**YOUR OBJECTIVE:**
Lines that hold the word "used" should be located and copied.

**GIVEN RECORDS:**
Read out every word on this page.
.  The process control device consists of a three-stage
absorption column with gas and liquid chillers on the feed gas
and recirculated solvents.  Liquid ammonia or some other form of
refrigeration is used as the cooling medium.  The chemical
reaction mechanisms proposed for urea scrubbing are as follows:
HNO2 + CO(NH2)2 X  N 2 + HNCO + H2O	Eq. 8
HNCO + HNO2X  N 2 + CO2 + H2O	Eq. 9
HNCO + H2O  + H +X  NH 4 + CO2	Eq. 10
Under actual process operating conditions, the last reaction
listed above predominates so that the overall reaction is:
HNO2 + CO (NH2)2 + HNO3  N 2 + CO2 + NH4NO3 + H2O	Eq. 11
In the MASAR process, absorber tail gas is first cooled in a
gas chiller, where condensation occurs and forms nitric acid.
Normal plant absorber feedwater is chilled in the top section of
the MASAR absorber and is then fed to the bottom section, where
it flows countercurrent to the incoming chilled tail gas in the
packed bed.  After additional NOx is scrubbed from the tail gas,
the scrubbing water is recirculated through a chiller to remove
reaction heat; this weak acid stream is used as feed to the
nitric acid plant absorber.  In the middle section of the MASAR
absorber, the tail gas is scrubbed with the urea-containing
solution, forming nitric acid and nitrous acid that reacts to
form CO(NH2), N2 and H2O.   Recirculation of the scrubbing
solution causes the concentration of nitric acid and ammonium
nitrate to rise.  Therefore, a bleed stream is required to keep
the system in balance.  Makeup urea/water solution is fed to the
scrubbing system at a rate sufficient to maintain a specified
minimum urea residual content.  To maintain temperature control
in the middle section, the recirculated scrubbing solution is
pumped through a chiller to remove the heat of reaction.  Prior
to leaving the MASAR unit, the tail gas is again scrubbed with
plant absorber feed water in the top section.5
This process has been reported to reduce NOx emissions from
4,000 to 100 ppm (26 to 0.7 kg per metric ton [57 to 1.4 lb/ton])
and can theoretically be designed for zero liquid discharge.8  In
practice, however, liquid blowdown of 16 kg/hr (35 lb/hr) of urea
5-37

...

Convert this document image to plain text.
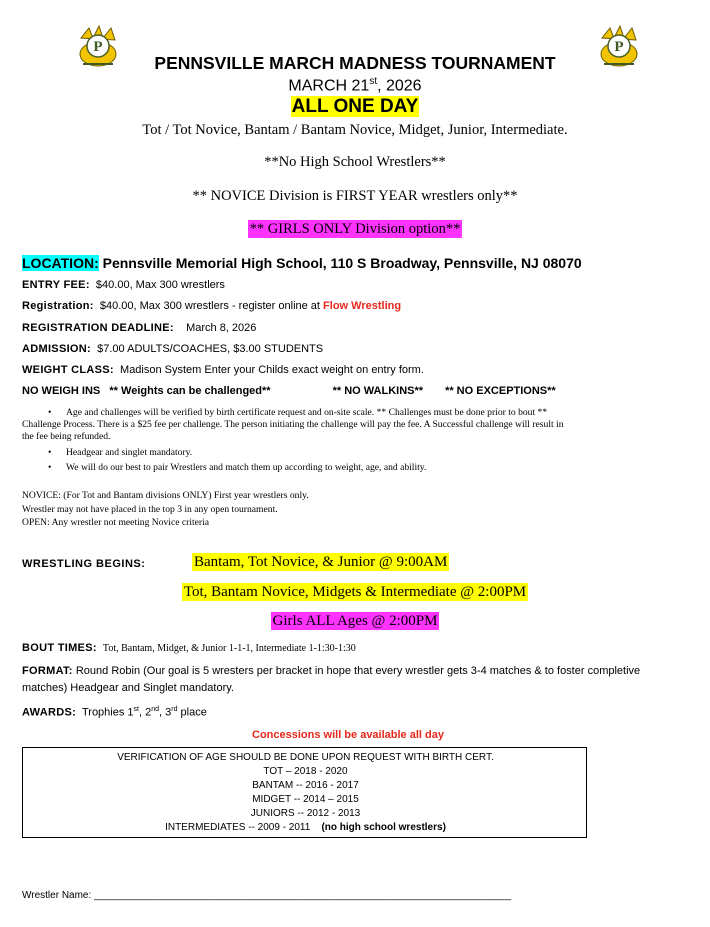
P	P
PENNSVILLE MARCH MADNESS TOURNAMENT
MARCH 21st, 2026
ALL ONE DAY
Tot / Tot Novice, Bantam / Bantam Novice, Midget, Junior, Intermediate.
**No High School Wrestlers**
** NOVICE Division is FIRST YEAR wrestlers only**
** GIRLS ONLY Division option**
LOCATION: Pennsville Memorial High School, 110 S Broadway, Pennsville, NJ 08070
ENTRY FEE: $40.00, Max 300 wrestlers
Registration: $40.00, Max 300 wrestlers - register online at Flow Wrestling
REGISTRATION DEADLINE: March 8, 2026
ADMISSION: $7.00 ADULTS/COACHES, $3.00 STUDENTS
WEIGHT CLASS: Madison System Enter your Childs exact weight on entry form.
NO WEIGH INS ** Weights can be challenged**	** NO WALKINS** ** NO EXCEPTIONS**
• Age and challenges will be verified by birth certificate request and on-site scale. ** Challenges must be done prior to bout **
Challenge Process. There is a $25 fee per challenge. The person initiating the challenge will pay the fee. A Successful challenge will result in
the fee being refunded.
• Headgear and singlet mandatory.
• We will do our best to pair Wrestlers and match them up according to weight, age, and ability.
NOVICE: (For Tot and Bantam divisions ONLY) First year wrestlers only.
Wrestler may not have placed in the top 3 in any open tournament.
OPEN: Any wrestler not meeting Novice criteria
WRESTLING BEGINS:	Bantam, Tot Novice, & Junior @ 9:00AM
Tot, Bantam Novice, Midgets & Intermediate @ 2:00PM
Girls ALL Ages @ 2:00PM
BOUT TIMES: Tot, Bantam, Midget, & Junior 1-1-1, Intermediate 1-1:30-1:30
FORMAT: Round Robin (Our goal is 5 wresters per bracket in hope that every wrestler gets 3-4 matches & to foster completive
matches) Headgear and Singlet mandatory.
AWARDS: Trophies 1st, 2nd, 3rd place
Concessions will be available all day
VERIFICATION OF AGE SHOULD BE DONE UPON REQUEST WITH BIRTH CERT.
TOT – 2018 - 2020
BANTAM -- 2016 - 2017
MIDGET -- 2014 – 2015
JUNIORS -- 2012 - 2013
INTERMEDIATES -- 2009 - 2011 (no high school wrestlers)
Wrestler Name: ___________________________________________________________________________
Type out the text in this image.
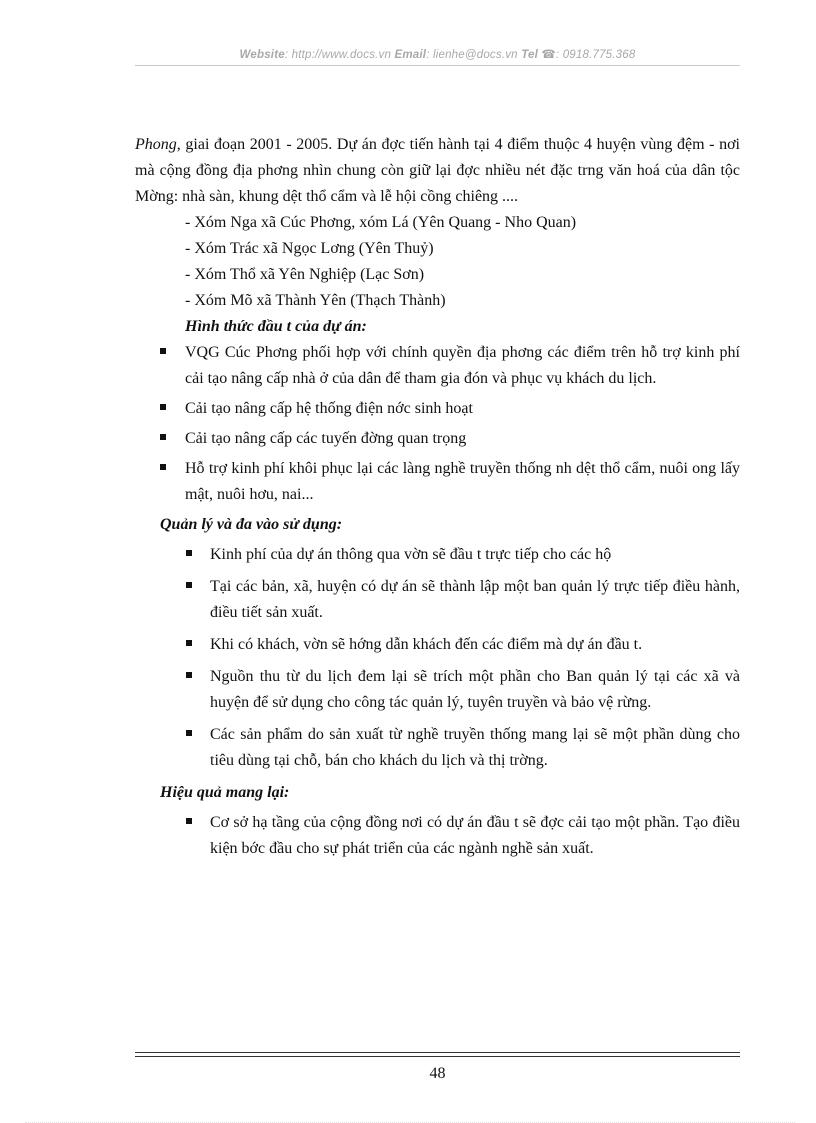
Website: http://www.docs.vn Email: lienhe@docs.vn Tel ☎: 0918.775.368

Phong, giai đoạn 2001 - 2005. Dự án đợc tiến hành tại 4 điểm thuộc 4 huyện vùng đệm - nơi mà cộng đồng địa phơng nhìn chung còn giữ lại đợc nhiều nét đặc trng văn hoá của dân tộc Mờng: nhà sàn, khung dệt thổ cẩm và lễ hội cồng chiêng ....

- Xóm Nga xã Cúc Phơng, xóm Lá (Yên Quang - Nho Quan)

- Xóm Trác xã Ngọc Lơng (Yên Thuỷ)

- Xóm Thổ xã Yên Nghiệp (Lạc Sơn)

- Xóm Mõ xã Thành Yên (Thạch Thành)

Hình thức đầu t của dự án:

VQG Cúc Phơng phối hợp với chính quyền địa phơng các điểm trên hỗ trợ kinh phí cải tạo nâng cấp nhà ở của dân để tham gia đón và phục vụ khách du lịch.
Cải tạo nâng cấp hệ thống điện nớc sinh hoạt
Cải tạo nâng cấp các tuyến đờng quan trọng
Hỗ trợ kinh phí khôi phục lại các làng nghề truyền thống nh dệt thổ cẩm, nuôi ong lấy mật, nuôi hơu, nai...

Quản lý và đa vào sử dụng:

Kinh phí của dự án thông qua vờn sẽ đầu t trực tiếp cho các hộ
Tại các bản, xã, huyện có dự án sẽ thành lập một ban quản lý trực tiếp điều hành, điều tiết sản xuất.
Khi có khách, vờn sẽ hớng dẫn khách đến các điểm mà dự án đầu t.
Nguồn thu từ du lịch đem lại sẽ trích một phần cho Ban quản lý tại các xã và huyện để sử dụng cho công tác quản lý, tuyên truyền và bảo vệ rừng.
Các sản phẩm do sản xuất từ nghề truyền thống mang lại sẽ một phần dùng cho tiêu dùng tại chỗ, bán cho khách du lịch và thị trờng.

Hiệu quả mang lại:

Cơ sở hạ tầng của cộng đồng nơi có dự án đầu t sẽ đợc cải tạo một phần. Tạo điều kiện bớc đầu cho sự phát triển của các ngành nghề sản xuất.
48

**THE SOLUTION:**
refrigeration is used as the cooling medium.  The chemical
reaction heat; this weak acid stream is used as feed to the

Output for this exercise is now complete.